*** Opening GIVEN RECORDS ***

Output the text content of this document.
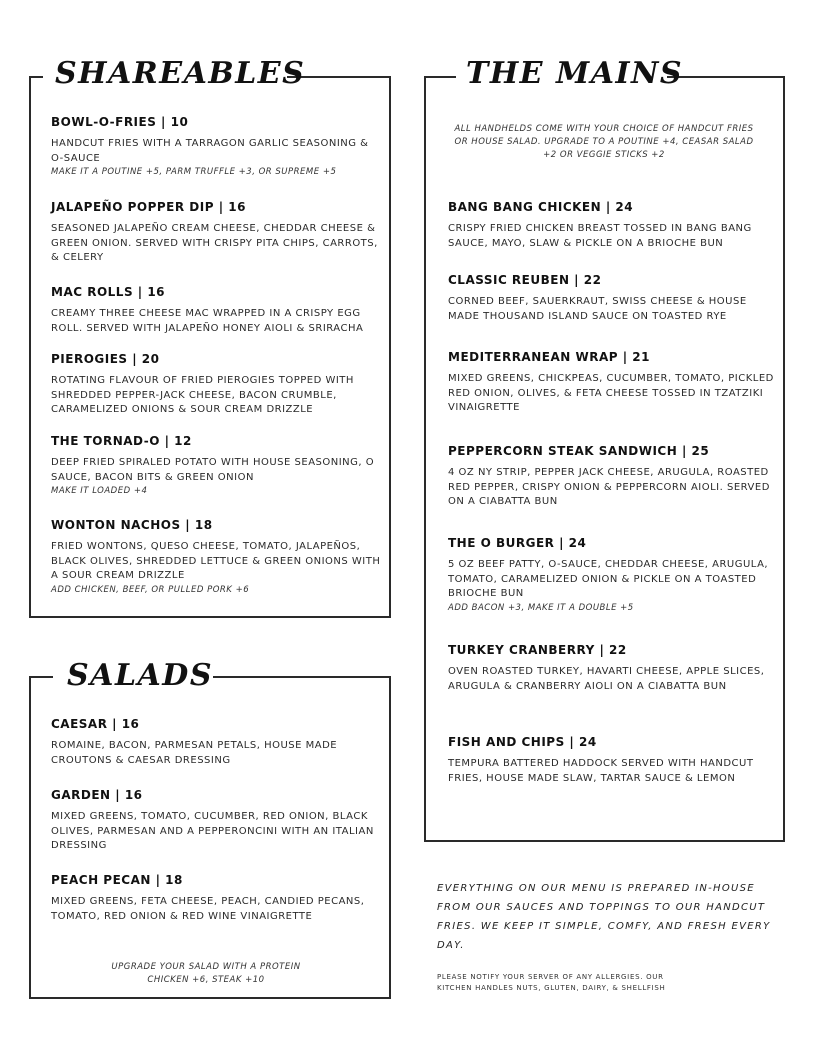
SHAREABLES
BOWL-O-FRIES | 10

HANDCUT FRIES WITH A TARRAGON GARLIC SEASONING & O-SAUCE

MAKE IT A POUTINE +5, PARM TRUFFLE +3, OR SUPREME +5

JALAPEÑO POPPER DIP | 16

SEASONED JALAPEÑO CREAM CHEESE, CHEDDAR CHEESE & GREEN ONION. SERVED WITH CRISPY PITA CHIPS, CARROTS, & CELERY

MAC ROLLS | 16

CREAMY THREE CHEESE MAC WRAPPED IN A CRISPY EGG ROLL. SERVED WITH JALAPEÑO HONEY AIOLI & SRIRACHA

PIEROGIES | 20

ROTATING FLAVOUR OF FRIED PIEROGIES TOPPED WITH SHREDDED PEPPER-JACK CHEESE, BACON CRUMBLE, CARAMELIZED ONIONS & SOUR CREAM DRIZZLE

THE TORNAD-O | 12

DEEP FRIED SPIRALED POTATO WITH HOUSE SEASONING, O SAUCE, BACON BITS & GREEN ONION

MAKE IT LOADED +4

WONTON NACHOS | 18

FRIED WONTONS, QUESO CHEESE, TOMATO, JALAPEÑOS, BLACK OLIVES, SHREDDED LETTUCE & GREEN ONIONS WITH A SOUR CREAM DRIZZLE

ADD CHICKEN, BEEF, OR PULLED PORK +6

THE MAINS

ALL HANDHELDS COME WITH YOUR CHOICE OF HANDCUT FRIES OR HOUSE SALAD. UPGRADE TO A POUTINE +4, CEASAR SALAD +2 OR VEGGIE STICKS +2

BANG BANG CHICKEN | 24

CRISPY FRIED CHICKEN BREAST TOSSED IN BANG BANG SAUCE, MAYO, SLAW & PICKLE ON A BRIOCHE BUN

CLASSIC REUBEN | 22

CORNED BEEF, SAUERKRAUT, SWISS CHEESE & HOUSE MADE THOUSAND ISLAND SAUCE ON TOASTED RYE

MEDITERRANEAN WRAP | 21

MIXED GREENS, CHICKPEAS, CUCUMBER, TOMATO, PICKLED RED ONION, OLIVES, & FETA CHEESE TOSSED IN TZATZIKI VINAIGRETTE

PEPPERCORN STEAK SANDWICH | 25

4 OZ NY STRIP, PEPPER JACK CHEESE, ARUGULA, ROASTED RED PEPPER, CRISPY ONION & PEPPERCORN AIOLI. SERVED ON A CIABATTA BUN

THE O BURGER | 24

5 OZ BEEF PATTY, O-SAUCE, CHEDDAR CHEESE, ARUGULA, TOMATO, CARAMELIZED ONION & PICKLE ON A TOASTED BRIOCHE BUN

ADD BACON +3, MAKE IT A DOUBLE +5

TURKEY CRANBERRY | 22

OVEN ROASTED TURKEY, HAVARTI CHEESE, APPLE SLICES, ARUGULA & CRANBERRY AIOLI ON A CIABATTA BUN

FISH AND CHIPS | 24

TEMPURA BATTERED HADDOCK SERVED WITH HANDCUT FRIES, HOUSE MADE SLAW, TARTAR SAUCE & LEMON

SALADS
CAESAR | 16

ROMAINE, BACON, PARMESAN PETALS, HOUSE MADE CROUTONS & CAESAR DRESSING

GARDEN | 16

MIXED GREENS, TOMATO, CUCUMBER, RED ONION, BLACK OLIVES, PARMESAN AND A PEPPERONCINI WITH AN ITALIAN DRESSING

PEACH PECAN | 18

MIXED GREENS, FETA CHEESE, PEACH, CANDIED PECANS, TOMATO, RED ONION & RED WINE VINAIGRETTE

UPGRADE YOUR SALAD WITH A PROTEIN
CHICKEN +6, STEAK +10

EVERYTHING ON OUR MENU IS PREPARED IN-HOUSE FROM OUR SAUCES AND TOPPINGS TO OUR HANDCUT FRIES. WE KEEP IT SIMPLE, COMFY, AND FRESH EVERY DAY.

PLEASE NOTIFY YOUR SERVER OF ANY ALLERGIES. OUR
KITCHEN HANDLES NUTS, GLUTEN, DAIRY, & SHELLFISH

*** Closing GIVEN RECORDS ***

Please transcribe each entry exactly and exclude any image it contains.

Output the text content of this document.
SHAREABLES
BOWL-O-FRIES | 10

HANDCUT FRIES WITH A TARRAGON GARLIC SEASONING & O-SAUCE

MAKE IT A POUTINE +5, PARM TRUFFLE +3, OR SUPREME +5

JALAPEÑO POPPER DIP | 16

SEASONED JALAPEÑO CREAM CHEESE, CHEDDAR CHEESE & GREEN ONION. SERVED WITH CRISPY PITA CHIPS, CARROTS, & CELERY

MAC ROLLS | 16

CREAMY THREE CHEESE MAC WRAPPED IN A CRISPY EGG ROLL. SERVED WITH JALAPEÑO HONEY AIOLI & SRIRACHA

PIEROGIES | 20

ROTATING FLAVOUR OF FRIED PIEROGIES TOPPED WITH SHREDDED PEPPER-JACK CHEESE, BACON CRUMBLE, CARAMELIZED ONIONS & SOUR CREAM DRIZZLE

THE TORNAD-O | 12

DEEP FRIED SPIRALED POTATO WITH HOUSE SEASONING, O SAUCE, BACON BITS & GREEN ONION

MAKE IT LOADED +4

WONTON NACHOS | 18

FRIED WONTONS, QUESO CHEESE, TOMATO, JALAPEÑOS, BLACK OLIVES, SHREDDED LETTUCE & GREEN ONIONS WITH A SOUR CREAM DRIZZLE

ADD CHICKEN, BEEF, OR PULLED PORK +6

THE MAINS

ALL HANDHELDS COME WITH YOUR CHOICE OF HANDCUT FRIES OR HOUSE SALAD. UPGRADE TO A POUTINE +4, CEASAR SALAD +2 OR VEGGIE STICKS +2

BANG BANG CHICKEN | 24

CRISPY FRIED CHICKEN BREAST TOSSED IN BANG BANG SAUCE, MAYO, SLAW & PICKLE ON A BRIOCHE BUN

CLASSIC REUBEN | 22

CORNED BEEF, SAUERKRAUT, SWISS CHEESE & HOUSE MADE THOUSAND ISLAND SAUCE ON TOASTED RYE

MEDITERRANEAN WRAP | 21

MIXED GREENS, CHICKPEAS, CUCUMBER, TOMATO, PICKLED RED ONION, OLIVES, & FETA CHEESE TOSSED IN TZATZIKI VINAIGRETTE

PEPPERCORN STEAK SANDWICH | 25

4 OZ NY STRIP, PEPPER JACK CHEESE, ARUGULA, ROASTED RED PEPPER, CRISPY ONION & PEPPERCORN AIOLI. SERVED ON A CIABATTA BUN

THE O BURGER | 24

5 OZ BEEF PATTY, O-SAUCE, CHEDDAR CHEESE, ARUGULA, TOMATO, CARAMELIZED ONION & PICKLE ON A TOASTED BRIOCHE BUN

ADD BACON +3, MAKE IT A DOUBLE +5

TURKEY CRANBERRY | 22

OVEN ROASTED TURKEY, HAVARTI CHEESE, APPLE SLICES, ARUGULA & CRANBERRY AIOLI ON A CIABATTA BUN

FISH AND CHIPS | 24

TEMPURA BATTERED HADDOCK SERVED WITH HANDCUT FRIES, HOUSE MADE SLAW, TARTAR SAUCE & LEMON

SALADS
CAESAR | 16

ROMAINE, BACON, PARMESAN PETALS, HOUSE MADE CROUTONS & CAESAR DRESSING

GARDEN | 16

MIXED GREENS, TOMATO, CUCUMBER, RED ONION, BLACK OLIVES, PARMESAN AND A PEPPERONCINI WITH AN ITALIAN DRESSING

PEACH PECAN | 18

MIXED GREENS, FETA CHEESE, PEACH, CANDIED PECANS, TOMATO, RED ONION & RED WINE VINAIGRETTE

UPGRADE YOUR SALAD WITH A PROTEIN
CHICKEN +6, STEAK +10

EVERYTHING ON OUR MENU IS PREPARED IN-HOUSE FROM OUR SAUCES AND TOPPINGS TO OUR HANDCUT FRIES. WE KEEP IT SIMPLE, COMFY, AND FRESH EVERY DAY.

PLEASE NOTIFY YOUR SERVER OF ANY ALLERGIES. OUR
KITCHEN HANDLES NUTS, GLUTEN, DAIRY, & SHELLFISH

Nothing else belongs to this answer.